▶ _THE INPUT_
===
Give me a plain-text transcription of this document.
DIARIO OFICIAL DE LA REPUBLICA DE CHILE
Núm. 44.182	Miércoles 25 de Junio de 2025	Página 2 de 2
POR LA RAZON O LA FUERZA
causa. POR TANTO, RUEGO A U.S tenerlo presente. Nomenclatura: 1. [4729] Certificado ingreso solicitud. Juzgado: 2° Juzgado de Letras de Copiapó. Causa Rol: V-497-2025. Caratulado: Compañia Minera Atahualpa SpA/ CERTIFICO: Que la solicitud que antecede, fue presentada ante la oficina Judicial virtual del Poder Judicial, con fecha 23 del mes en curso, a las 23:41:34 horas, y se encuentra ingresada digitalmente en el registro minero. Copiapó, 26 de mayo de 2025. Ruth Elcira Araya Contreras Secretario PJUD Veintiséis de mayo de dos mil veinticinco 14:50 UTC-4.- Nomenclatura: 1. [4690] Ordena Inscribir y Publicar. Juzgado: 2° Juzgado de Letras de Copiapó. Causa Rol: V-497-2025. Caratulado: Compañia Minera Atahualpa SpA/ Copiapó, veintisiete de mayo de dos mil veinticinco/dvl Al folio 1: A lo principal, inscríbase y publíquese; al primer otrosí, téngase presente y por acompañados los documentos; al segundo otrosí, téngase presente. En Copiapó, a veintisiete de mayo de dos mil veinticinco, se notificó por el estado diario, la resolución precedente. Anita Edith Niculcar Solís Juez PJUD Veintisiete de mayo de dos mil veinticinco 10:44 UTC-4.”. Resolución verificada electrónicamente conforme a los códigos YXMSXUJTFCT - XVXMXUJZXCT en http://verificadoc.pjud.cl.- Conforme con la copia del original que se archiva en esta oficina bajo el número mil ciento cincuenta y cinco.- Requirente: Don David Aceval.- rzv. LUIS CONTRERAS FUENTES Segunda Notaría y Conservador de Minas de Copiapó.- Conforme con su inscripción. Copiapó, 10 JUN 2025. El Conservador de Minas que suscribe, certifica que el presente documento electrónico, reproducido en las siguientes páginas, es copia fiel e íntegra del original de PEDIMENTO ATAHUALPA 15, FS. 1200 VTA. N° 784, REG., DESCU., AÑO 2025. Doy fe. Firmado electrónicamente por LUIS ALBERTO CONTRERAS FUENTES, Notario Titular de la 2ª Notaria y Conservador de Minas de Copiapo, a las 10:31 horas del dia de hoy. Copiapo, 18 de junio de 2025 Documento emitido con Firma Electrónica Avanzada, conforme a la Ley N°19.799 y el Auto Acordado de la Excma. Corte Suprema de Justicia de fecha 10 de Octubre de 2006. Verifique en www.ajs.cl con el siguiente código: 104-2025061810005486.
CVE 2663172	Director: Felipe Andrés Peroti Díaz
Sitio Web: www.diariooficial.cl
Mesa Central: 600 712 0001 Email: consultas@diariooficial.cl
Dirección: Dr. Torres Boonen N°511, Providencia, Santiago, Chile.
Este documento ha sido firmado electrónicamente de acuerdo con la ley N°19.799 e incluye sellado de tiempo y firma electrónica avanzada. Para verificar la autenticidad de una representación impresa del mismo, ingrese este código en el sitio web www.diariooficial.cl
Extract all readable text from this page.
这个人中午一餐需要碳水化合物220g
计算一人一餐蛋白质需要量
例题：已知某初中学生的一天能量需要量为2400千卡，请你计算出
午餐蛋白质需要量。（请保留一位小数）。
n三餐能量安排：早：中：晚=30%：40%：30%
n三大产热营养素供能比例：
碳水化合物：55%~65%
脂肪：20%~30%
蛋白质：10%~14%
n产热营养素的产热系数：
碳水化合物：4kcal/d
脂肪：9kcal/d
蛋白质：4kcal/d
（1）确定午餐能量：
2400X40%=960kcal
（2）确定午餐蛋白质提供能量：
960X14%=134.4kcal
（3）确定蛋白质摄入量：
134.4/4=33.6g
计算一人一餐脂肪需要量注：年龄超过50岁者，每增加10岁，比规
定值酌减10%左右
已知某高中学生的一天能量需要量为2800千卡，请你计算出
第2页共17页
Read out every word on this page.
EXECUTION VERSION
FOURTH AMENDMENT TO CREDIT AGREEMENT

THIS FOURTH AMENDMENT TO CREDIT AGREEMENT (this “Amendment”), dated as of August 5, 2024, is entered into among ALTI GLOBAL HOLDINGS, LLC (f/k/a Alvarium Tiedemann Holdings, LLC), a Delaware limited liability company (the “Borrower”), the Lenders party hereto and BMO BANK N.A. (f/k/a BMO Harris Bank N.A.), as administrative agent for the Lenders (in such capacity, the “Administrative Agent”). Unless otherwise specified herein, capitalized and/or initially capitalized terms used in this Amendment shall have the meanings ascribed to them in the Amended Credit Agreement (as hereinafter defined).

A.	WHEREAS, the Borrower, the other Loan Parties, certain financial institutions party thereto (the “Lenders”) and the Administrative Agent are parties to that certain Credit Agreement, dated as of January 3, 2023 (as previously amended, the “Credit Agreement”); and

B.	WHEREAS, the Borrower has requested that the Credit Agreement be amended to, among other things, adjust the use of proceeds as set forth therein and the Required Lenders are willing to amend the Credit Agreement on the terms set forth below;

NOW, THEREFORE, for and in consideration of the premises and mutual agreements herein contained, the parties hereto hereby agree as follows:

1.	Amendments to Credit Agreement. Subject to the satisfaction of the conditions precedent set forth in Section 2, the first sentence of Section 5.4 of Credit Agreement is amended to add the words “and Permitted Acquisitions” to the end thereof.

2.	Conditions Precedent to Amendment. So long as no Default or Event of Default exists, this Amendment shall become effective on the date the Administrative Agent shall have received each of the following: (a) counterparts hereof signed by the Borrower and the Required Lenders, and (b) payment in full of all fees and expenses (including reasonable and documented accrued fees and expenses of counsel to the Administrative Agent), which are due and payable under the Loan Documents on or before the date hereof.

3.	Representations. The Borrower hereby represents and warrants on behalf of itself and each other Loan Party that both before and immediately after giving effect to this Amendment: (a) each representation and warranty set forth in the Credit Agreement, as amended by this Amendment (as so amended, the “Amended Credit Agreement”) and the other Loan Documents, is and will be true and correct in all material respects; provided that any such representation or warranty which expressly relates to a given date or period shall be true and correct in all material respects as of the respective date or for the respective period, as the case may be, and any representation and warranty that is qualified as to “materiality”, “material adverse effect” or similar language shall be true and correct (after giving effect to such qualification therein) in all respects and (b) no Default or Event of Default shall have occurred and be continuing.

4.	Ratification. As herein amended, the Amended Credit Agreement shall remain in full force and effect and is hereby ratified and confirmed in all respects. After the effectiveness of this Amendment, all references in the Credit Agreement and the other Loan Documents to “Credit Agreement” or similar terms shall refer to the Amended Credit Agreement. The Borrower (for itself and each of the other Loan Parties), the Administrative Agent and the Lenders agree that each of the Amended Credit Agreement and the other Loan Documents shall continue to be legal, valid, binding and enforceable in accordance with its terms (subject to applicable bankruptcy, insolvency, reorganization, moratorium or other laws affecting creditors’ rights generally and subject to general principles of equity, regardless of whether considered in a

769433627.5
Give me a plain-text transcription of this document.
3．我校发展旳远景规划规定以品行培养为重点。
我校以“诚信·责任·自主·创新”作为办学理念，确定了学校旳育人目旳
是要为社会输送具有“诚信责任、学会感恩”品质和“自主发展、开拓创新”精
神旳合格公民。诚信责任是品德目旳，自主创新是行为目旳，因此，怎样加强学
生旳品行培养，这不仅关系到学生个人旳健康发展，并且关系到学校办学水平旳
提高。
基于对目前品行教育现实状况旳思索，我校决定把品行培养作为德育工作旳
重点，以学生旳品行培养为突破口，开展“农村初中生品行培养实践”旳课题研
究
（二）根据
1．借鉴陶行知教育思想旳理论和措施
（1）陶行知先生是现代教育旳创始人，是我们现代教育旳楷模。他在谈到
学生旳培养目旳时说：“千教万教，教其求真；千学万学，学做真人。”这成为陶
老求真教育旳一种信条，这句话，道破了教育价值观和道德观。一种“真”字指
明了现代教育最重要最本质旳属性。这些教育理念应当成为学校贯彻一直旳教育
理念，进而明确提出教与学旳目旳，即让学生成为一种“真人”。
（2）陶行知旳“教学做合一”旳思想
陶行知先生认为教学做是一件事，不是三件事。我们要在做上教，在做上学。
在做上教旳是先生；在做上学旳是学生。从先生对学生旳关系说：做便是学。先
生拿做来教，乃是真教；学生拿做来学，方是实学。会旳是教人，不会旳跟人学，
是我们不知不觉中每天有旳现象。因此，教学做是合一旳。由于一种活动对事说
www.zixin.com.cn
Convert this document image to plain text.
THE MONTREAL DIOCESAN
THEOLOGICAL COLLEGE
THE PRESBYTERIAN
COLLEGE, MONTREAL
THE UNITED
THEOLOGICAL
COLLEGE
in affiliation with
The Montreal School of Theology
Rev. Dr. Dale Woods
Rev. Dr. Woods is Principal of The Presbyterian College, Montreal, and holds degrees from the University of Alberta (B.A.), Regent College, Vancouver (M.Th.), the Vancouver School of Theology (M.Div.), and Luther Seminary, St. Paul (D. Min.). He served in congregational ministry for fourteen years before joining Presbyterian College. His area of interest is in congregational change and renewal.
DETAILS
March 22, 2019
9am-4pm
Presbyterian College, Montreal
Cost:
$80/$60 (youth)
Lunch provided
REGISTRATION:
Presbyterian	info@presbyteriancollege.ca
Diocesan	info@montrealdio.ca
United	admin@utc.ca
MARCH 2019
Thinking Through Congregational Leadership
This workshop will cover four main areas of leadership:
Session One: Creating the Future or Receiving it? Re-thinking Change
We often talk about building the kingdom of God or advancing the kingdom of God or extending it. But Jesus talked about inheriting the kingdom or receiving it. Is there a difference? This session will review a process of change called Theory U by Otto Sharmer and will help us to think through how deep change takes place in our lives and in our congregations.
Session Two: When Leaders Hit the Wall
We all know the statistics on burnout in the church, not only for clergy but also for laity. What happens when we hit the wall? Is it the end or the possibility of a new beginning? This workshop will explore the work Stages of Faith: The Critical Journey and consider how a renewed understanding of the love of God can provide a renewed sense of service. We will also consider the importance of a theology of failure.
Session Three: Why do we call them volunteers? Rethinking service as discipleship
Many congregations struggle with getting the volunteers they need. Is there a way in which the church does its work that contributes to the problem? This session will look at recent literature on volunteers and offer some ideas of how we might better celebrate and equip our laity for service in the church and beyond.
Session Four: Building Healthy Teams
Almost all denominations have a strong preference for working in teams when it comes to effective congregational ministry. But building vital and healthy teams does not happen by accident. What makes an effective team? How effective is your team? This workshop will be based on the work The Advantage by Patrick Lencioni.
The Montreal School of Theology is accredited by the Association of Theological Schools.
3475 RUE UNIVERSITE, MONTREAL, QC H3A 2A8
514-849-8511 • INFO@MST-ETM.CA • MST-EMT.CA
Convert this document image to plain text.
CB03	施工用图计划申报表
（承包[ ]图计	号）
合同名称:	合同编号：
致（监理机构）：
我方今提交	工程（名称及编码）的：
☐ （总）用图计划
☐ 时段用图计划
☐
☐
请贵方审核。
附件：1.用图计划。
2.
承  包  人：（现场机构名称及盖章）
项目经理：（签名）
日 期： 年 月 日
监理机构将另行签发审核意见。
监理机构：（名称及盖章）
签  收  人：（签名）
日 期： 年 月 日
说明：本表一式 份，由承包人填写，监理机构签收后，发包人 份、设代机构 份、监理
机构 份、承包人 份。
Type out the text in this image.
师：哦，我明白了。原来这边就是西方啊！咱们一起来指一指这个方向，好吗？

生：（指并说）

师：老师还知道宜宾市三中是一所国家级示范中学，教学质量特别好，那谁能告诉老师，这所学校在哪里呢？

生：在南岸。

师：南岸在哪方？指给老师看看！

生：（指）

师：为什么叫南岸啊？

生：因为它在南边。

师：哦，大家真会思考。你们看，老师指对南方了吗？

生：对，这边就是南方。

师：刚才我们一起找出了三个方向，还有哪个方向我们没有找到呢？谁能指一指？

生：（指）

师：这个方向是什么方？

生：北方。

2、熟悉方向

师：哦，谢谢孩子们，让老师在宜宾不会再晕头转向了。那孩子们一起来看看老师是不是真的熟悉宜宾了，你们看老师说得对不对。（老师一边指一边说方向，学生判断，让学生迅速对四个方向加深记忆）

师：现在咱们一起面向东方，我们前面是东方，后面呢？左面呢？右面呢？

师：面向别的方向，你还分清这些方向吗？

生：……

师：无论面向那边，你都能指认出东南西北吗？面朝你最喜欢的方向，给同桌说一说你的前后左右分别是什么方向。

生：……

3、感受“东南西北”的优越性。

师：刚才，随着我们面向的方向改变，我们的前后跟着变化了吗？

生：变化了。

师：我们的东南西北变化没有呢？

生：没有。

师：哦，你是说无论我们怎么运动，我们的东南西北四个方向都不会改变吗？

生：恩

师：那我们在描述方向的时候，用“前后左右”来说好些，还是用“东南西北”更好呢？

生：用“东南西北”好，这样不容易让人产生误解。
===
▶ _BRIEF_
Reproduce the final stretch of the data above: every line from the one holding "Type out the text in this image." through the end, inclusive, exactly as written and nothing else.

▶ _SOLUTION TO THIS EXERCISE_
Type out the text in this image.
师：哦，我明白了。原来这边就是西方啊！咱们一起来指一指这个方向，好吗？

生：（指并说）

师：老师还知道宜宾市三中是一所国家级示范中学，教学质量特别好，那谁能告诉老师，这所学校在哪里呢？

生：在南岸。

师：南岸在哪方？指给老师看看！

生：（指）

师：为什么叫南岸啊？

生：因为它在南边。

师：哦，大家真会思考。你们看，老师指对南方了吗？

生：对，这边就是南方。

师：刚才我们一起找出了三个方向，还有哪个方向我们没有找到呢？谁能指一指？

生：（指）

师：这个方向是什么方？

生：北方。

2、熟悉方向

师：哦，谢谢孩子们，让老师在宜宾不会再晕头转向了。那孩子们一起来看看老师是不是真的熟悉宜宾了，你们看老师说得对不对。（老师一边指一边说方向，学生判断，让学生迅速对四个方向加深记忆）

师：现在咱们一起面向东方，我们前面是东方，后面呢？左面呢？右面呢？

师：面向别的方向，你还分清这些方向吗？

生：……

师：无论面向那边，你都能指认出东南西北吗？面朝你最喜欢的方向，给同桌说一说你的前后左右分别是什么方向。

生：……

3、感受“东南西北”的优越性。

师：刚才，随着我们面向的方向改变，我们的前后跟着变化了吗？

生：变化了。

师：我们的东南西北变化没有呢？

生：没有。

师：哦，你是说无论我们怎么运动，我们的东南西北四个方向都不会改变吗？

生：恩

师：那我们在描述方向的时候，用“前后左右”来说好些，还是用“东南西北”更好呢？

生：用“东南西北”好，这样不容易让人产生误解。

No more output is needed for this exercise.